■ Exercise brief ■
Look through the data below. Show each line where the string "text" occurs.
## begin Provided data
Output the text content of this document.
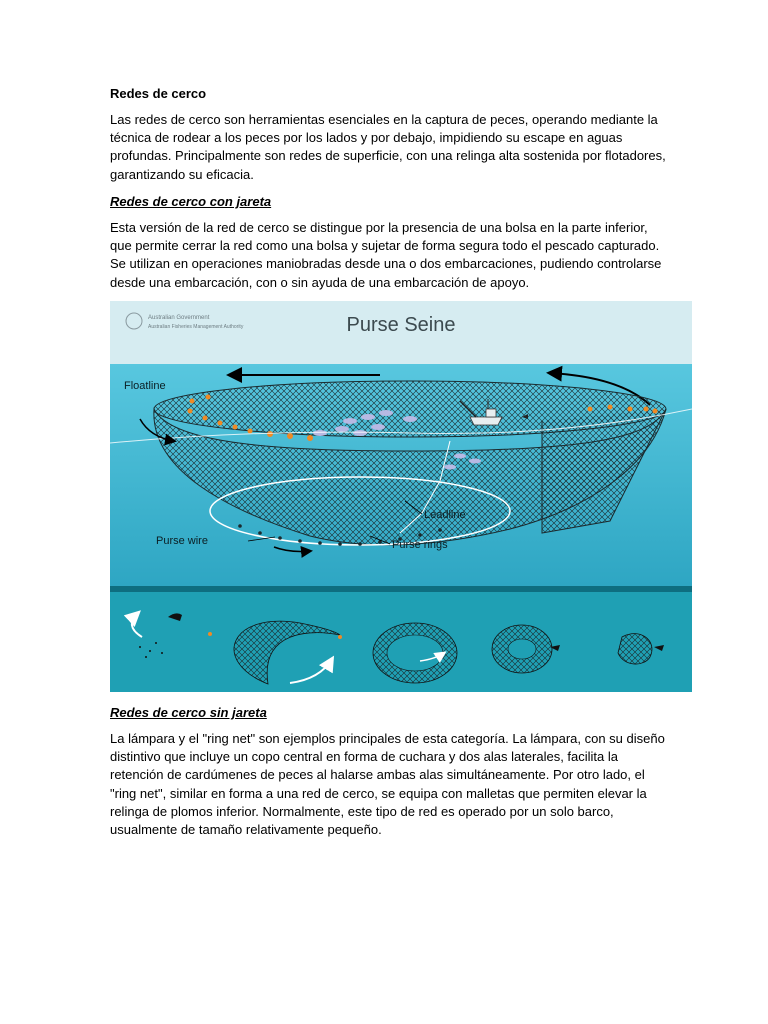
Redes de cerco

Las redes de cerco son herramientas esenciales en la captura de peces, operando mediante la técnica de rodear a los peces por los lados y por debajo, impidiendo su escape en aguas profundas. Principalmente son redes de superficie, con una relinga alta sostenida por flotadores, garantizando su eficacia.

Redes de cerco con jareta

Esta versión de la red de cerco se distingue por la presencia de una bolsa en la parte inferior, que permite cerrar la red como una bolsa y sujetar de forma segura todo el pescado capturado. Se utilizan en operaciones maniobradas desde una o dos embarcaciones, pudiendo controlarse desde una embarcación, con o sin ayuda de una embarcación de apoyo.

Australian Government
Australian Fisheries Management Authority	Purse Seine
Floatline
Leadline
Purse wire	Purse rings
Redes de cerco sin jareta

La lámpara y el "ring net" son ejemplos principales de esta categoría. La lámpara, con su diseño distintivo que incluye un copo central en forma de cuchara y dos alas laterales, facilita la retención de cardúmenes de peces al halarse ambas alas simultáneamente. Por otro lado, el "ring net", similar en forma a una red de cerco, se equipa con malletas que permiten elevar la relinga de plomos inferior. Normalmente, este tipo de red es operado por un solo barco, usualmente de tamaño relativamente pequeño.
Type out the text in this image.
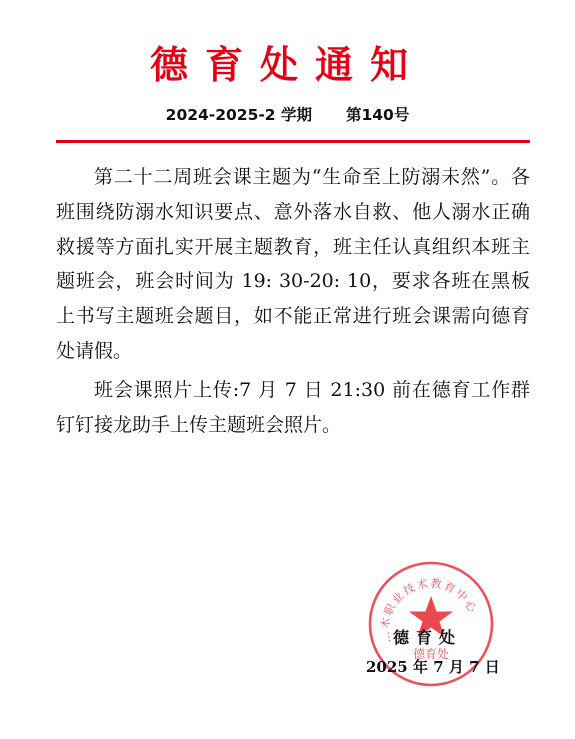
德育处通知
2024-2025-2 学期 第140号

第二十二周班会课主题为“生命至上防溺未然”。各班围绕防溺水知识要点、意外落水自救、他人溺水正确救援等方面扎实开展主题教育，班主任认真组织本班主题班会，班会时间为 19: 30-20: 10，要求各班在黑板上书写主题班会题目，如不能正常进行班会课需向德育处请假。

班会课照片上传:7 月 7 日 21:30 前在德育工作群钉钉接龙助手上传主题班会照片。

…木职业技术教育中心
德育处
德育处
2025 年 7 月 7 日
## end Provided data
■ Written answer ■
Output the text content of this document.
Type out the text in this image.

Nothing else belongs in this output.